Instructions for the task: Quote the entries that follow exactly, leaving none out.

[Extracted data entries]
§
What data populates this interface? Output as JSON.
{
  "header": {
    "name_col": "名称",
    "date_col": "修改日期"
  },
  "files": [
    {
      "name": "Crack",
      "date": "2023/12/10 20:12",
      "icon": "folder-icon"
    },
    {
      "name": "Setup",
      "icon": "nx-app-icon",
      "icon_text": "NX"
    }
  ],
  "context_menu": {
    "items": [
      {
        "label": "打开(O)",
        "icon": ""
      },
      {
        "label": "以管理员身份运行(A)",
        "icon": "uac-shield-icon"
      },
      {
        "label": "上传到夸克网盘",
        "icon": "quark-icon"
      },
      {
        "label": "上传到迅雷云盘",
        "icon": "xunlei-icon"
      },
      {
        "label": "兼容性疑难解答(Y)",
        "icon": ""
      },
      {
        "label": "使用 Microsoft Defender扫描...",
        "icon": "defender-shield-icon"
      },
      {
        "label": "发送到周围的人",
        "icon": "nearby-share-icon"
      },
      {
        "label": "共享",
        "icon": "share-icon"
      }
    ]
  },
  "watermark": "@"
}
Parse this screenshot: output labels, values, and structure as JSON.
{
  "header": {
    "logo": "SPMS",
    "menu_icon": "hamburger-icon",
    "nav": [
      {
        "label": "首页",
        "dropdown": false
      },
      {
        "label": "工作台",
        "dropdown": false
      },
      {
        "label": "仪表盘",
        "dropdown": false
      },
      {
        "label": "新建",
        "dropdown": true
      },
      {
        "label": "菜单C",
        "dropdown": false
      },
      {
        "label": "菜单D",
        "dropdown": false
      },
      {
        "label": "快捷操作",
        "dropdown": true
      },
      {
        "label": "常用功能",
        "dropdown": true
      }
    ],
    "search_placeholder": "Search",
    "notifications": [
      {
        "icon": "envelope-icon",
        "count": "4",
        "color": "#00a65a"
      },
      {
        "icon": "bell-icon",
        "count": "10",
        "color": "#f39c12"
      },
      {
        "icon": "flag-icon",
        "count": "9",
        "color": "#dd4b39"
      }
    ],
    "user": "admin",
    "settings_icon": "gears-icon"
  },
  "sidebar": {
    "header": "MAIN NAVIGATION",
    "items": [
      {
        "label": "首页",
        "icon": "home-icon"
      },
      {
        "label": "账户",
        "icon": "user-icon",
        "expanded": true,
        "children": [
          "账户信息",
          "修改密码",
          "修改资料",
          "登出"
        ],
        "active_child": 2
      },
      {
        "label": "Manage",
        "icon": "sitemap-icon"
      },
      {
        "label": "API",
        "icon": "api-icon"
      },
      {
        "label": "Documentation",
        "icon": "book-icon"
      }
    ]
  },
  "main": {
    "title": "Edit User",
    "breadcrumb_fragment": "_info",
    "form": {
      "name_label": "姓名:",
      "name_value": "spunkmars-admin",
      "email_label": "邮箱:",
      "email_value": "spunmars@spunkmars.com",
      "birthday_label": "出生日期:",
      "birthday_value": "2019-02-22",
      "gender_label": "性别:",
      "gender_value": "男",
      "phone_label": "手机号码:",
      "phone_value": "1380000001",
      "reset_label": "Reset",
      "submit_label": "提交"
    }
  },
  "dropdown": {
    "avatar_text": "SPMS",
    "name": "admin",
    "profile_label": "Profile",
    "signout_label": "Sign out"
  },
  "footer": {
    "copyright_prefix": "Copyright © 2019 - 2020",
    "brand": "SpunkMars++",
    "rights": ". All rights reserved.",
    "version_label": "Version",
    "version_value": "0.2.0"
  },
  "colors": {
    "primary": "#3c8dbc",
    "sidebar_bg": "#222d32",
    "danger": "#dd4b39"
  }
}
§
Solved exercise:
What data populates this interface? Output as JSON.
{
  "header": {
    "name_col": "名称",
    "date_col": "修改日期"
  },
  "files": [
    {
      "name": "Crack",
      "date": "2023/12/10 20:12",
      "icon": "folder-icon"
    },
    {
      "name": "Setup",
      "icon": "nx-app-icon",
      "icon_text": "NX"
    }
  ],
  "context_menu": {
    "items": [
      {
        "label": "打开(O)",
        "icon": ""
      },
      {
        "label": "以管理员身份运行(A)",
        "icon": "uac-shield-icon"
      },
      {
        "label": "上传到夸克网盘",
        "icon": "quark-icon"
      },
      {
        "label": "上传到迅雷云盘",
        "icon": "xunlei-icon"
      },
      {
        "label": "兼容性疑难解答(Y)",
        "icon": ""
      },
      {
        "label": "使用 Microsoft Defender扫描...",
        "icon": "defender-shield-icon"
      },
      {
        "label": "发送到周围的人",
        "icon": "nearby-share-icon"
      },
      {
        "label": "共享",
        "icon": "share-icon"
      }
    ]
  },
  "watermark": "@"
}
Parse this screenshot: output labels, values, and structure as JSON.
{
  "header": {
    "logo": "SPMS",
    "menu_icon": "hamburger-icon",
    "nav": [
      {
        "label": "首页",
        "dropdown": false
      },
      {
        "label": "工作台",
        "dropdown": false
      },
      {
        "label": "仪表盘",
        "dropdown": false
      },
      {
        "label": "新建",
        "dropdown": true
      },
      {
        "label": "菜单C",
        "dropdown": false
      },
      {
        "label": "菜单D",
        "dropdown": false
      },
      {
        "label": "快捷操作",
        "dropdown": true
      },
      {
        "label": "常用功能",
        "dropdown": true
      }
    ],
    "search_placeholder": "Search",
    "notifications": [
      {
        "icon": "envelope-icon",
        "count": "4",
        "color": "#00a65a"
      },
      {
        "icon": "bell-icon",
        "count": "10",
        "color": "#f39c12"
      },
      {
        "icon": "flag-icon",
        "count": "9",
        "color": "#dd4b39"
      }
    ],
    "user": "admin",
    "settings_icon": "gears-icon"
  },
  "sidebar": {
    "header": "MAIN NAVIGATION",
    "items": [
      {
        "label": "首页",
        "icon": "home-icon"
      },
      {
        "label": "账户",
        "icon": "user-icon",
        "expanded": true,
        "children": [
          "账户信息",
          "修改密码",
          "修改资料",
          "登出"
        ],
        "active_child": 2
      },
      {
        "label": "Manage",
        "icon": "sitemap-icon"
      },
      {
        "label": "API",
        "icon": "api-icon"
      },
      {
        "label": "Documentation",
        "icon": "book-icon"
      }
    ]
  },
  "main": {
    "title": "Edit User",
    "breadcrumb_fragment": "_info",
    "form": {
      "name_label": "姓名:",
      "name_value": "spunkmars-admin",
      "email_label": "邮箱:",
      "email_value": "spunmars@spunkmars.com",
      "birthday_label": "出生日期:",
      "birthday_value": "2019-02-22",
      "gender_label": "性别:",
      "gender_value": "男",
      "phone_label": "手机号码:",
      "phone_value": "1380000001",
      "reset_label": "Reset",
      "submit_label": "提交"
    }
  },
  "dropdown": {
    "avatar_text": "SPMS",
    "name": "admin",
    "profile_label": "Profile",
    "signout_label": "Sign out"
  },
  "footer": {
    "copyright_prefix": "Copyright © 2019 - 2020",
    "brand": "SpunkMars++",
    "rights": ". All rights reserved.",
    "version_label": "Version",
    "version_value": "0.2.0"
  },
  "colors": {
    "primary": "#3c8dbc",
    "sidebar_bg": "#222d32",
    "danger": "#dd4b39"
  }
}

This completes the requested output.